DO THIS> Substitute "profile" for every "account" in the listing lines starting at the line containing "password-field[interactable]: Password [690, 243, 825, 267]" and ending at the line containing "phone-icon [692, 165, 704, 177]", and write out only those lines with everything else unchanged.

Part of a data file
....................

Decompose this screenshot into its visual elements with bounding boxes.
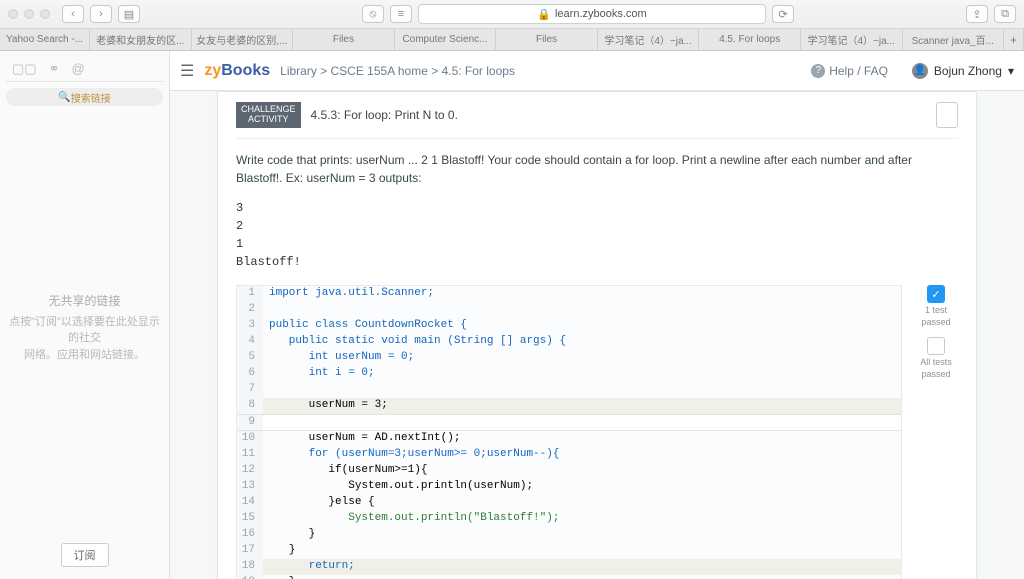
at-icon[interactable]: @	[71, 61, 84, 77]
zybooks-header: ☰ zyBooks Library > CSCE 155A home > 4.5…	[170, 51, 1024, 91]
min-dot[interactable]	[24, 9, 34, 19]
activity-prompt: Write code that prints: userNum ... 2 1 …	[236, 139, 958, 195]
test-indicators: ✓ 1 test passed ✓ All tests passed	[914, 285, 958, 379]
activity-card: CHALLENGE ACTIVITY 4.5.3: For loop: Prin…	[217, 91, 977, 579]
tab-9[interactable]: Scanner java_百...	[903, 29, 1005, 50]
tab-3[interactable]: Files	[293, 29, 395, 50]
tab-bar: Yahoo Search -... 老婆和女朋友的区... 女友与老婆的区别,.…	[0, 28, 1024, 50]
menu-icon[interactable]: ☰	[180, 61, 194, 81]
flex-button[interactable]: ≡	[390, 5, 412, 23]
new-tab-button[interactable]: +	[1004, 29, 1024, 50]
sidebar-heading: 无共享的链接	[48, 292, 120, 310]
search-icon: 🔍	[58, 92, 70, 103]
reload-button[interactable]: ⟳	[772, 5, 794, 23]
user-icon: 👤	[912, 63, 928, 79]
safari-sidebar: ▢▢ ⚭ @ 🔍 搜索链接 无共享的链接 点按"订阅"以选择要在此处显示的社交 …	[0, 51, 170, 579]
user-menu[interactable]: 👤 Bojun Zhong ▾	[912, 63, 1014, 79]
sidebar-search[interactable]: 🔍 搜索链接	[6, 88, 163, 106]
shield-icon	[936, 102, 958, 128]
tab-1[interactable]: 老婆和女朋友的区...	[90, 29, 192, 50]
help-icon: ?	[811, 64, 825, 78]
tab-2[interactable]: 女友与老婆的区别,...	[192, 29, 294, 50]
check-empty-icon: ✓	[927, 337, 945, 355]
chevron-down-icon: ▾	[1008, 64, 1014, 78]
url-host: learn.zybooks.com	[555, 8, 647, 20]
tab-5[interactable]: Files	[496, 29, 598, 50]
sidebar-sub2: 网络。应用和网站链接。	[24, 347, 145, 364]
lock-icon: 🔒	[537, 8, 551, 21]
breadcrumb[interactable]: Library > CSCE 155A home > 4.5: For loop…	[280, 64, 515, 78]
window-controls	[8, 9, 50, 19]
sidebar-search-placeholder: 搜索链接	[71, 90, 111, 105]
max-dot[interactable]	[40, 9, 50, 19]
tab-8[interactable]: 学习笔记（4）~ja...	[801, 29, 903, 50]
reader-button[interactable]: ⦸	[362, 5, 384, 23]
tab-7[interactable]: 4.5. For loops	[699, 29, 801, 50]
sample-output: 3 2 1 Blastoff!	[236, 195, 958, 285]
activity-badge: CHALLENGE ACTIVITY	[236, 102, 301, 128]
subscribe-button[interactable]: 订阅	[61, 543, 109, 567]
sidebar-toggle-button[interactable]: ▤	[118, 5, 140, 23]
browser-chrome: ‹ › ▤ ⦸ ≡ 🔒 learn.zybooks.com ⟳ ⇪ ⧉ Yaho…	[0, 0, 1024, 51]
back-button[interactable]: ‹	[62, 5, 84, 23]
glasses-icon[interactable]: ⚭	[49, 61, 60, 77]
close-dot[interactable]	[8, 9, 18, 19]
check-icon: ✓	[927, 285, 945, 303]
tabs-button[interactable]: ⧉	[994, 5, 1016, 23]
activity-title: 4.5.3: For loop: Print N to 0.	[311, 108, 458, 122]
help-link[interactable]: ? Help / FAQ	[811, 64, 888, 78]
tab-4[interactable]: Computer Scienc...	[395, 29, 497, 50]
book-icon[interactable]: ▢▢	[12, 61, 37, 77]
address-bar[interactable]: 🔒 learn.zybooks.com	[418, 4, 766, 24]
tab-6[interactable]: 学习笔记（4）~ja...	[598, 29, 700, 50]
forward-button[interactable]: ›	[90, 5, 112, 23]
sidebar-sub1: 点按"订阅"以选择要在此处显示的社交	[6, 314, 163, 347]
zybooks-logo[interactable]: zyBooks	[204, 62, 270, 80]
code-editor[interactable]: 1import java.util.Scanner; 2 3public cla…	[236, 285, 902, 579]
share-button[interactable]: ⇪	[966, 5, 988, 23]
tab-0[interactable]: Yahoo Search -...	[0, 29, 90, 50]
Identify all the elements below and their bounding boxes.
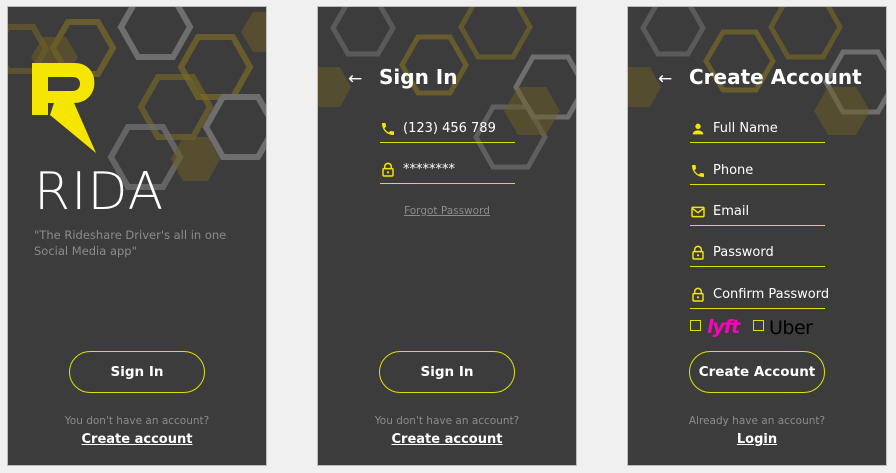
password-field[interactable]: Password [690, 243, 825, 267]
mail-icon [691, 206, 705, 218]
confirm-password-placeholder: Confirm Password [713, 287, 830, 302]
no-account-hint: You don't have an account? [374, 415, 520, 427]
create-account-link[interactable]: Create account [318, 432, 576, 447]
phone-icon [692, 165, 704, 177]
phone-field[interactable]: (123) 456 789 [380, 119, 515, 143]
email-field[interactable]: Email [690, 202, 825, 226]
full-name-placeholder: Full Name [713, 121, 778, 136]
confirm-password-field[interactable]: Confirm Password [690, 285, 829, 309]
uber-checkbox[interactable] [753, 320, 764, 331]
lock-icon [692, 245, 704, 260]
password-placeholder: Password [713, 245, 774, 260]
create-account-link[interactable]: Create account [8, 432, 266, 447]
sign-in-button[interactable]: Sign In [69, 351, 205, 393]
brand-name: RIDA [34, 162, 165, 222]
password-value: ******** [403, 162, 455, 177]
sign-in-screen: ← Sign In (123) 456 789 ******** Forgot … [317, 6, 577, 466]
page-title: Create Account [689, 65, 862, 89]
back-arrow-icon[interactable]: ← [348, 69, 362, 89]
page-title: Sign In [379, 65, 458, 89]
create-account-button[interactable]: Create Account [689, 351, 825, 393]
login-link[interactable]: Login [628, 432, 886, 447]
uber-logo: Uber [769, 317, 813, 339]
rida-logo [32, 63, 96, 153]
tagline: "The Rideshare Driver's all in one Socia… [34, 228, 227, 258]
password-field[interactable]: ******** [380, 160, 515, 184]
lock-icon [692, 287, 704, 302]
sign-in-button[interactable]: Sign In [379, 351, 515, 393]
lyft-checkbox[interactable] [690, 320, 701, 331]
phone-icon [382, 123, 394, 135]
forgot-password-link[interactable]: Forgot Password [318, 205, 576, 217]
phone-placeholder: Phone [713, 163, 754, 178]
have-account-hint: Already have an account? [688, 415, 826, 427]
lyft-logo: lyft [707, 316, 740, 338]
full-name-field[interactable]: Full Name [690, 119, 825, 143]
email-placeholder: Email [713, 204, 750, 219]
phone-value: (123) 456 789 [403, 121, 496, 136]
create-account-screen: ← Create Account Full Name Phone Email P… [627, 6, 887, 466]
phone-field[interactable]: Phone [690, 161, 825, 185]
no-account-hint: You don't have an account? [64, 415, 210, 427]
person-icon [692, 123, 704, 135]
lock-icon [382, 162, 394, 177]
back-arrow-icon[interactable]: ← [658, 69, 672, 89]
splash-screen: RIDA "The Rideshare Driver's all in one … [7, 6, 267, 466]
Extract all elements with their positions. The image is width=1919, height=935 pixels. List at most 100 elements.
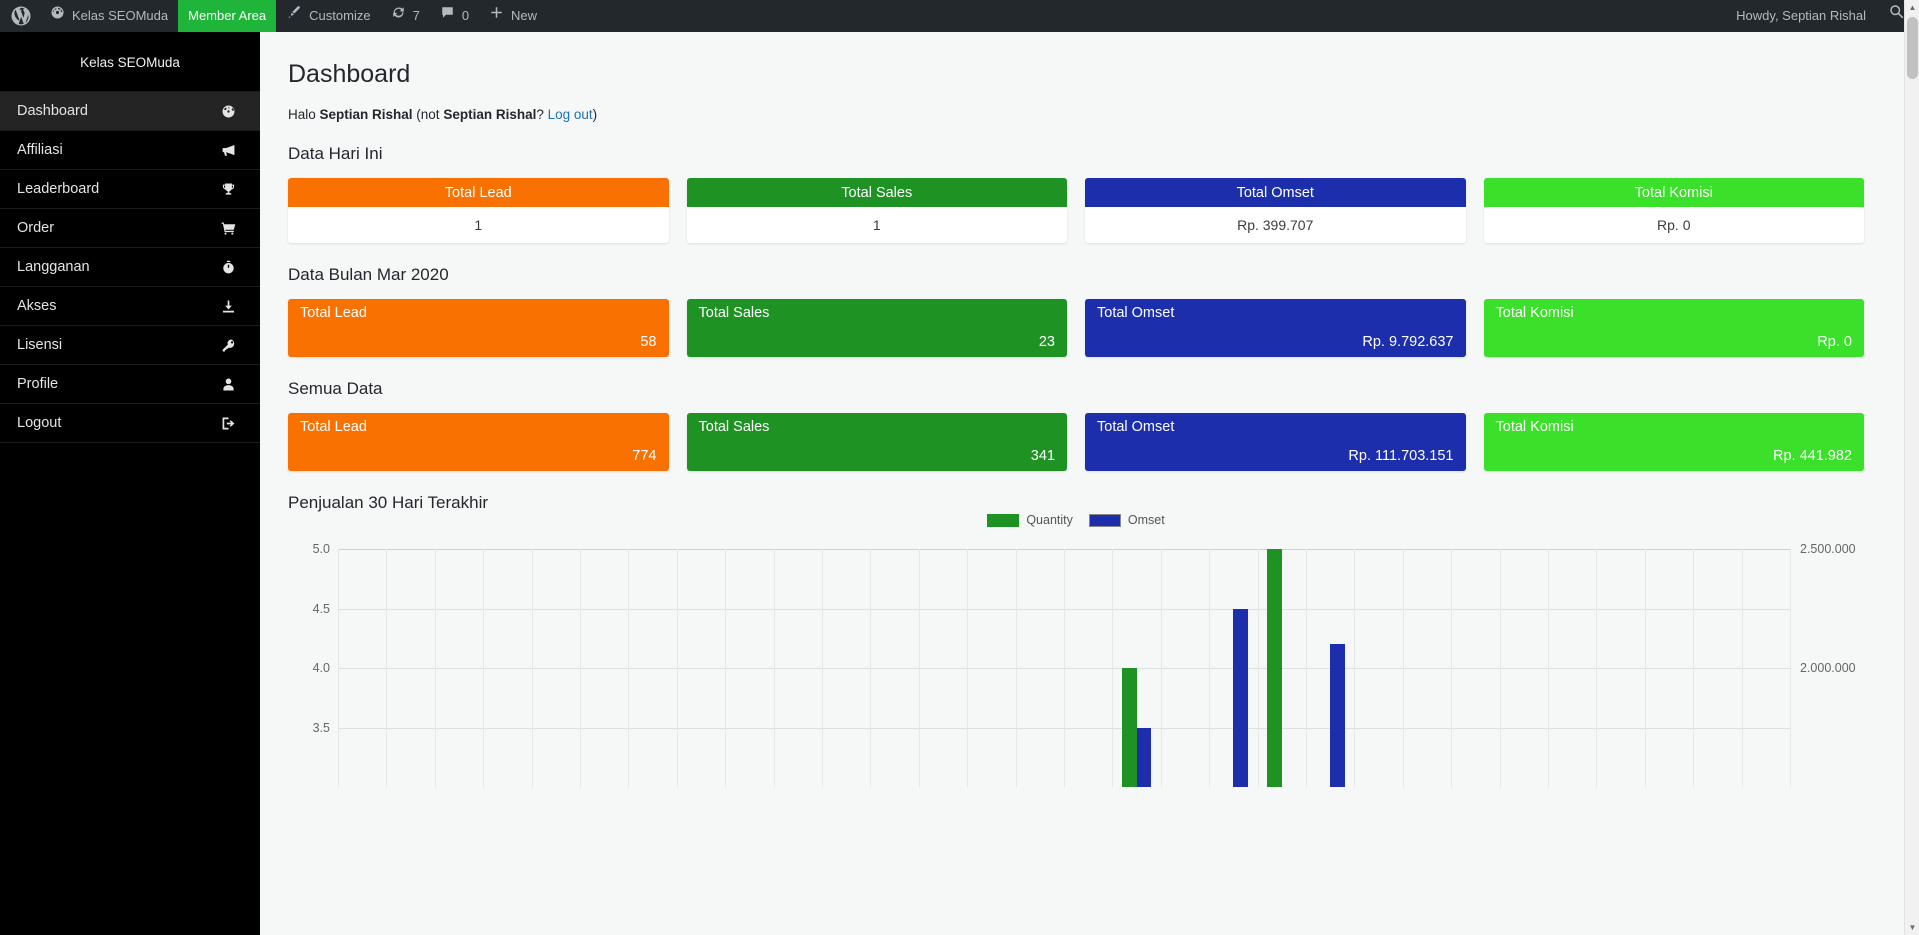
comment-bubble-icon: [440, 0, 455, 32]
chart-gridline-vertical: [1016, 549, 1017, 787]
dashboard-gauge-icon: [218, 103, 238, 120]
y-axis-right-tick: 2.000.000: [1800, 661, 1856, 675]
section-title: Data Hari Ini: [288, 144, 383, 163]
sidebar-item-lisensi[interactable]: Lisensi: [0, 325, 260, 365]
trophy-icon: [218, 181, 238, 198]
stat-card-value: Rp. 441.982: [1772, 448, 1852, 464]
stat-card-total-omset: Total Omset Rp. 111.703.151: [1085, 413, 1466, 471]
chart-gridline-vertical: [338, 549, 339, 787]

....................

ANSWER BELOW>
password-field[interactable]: Password [690, 243, 825, 267]
mail-icon [691, 206, 705, 218]
confirm-password-placeholder: Confirm Password [713, 287, 830, 302]
no-profile-hint: You don't have an profile? [374, 415, 520, 427]
create-profile-link[interactable]: Create profile [318, 432, 576, 447]
phone-icon [692, 165, 704, 177]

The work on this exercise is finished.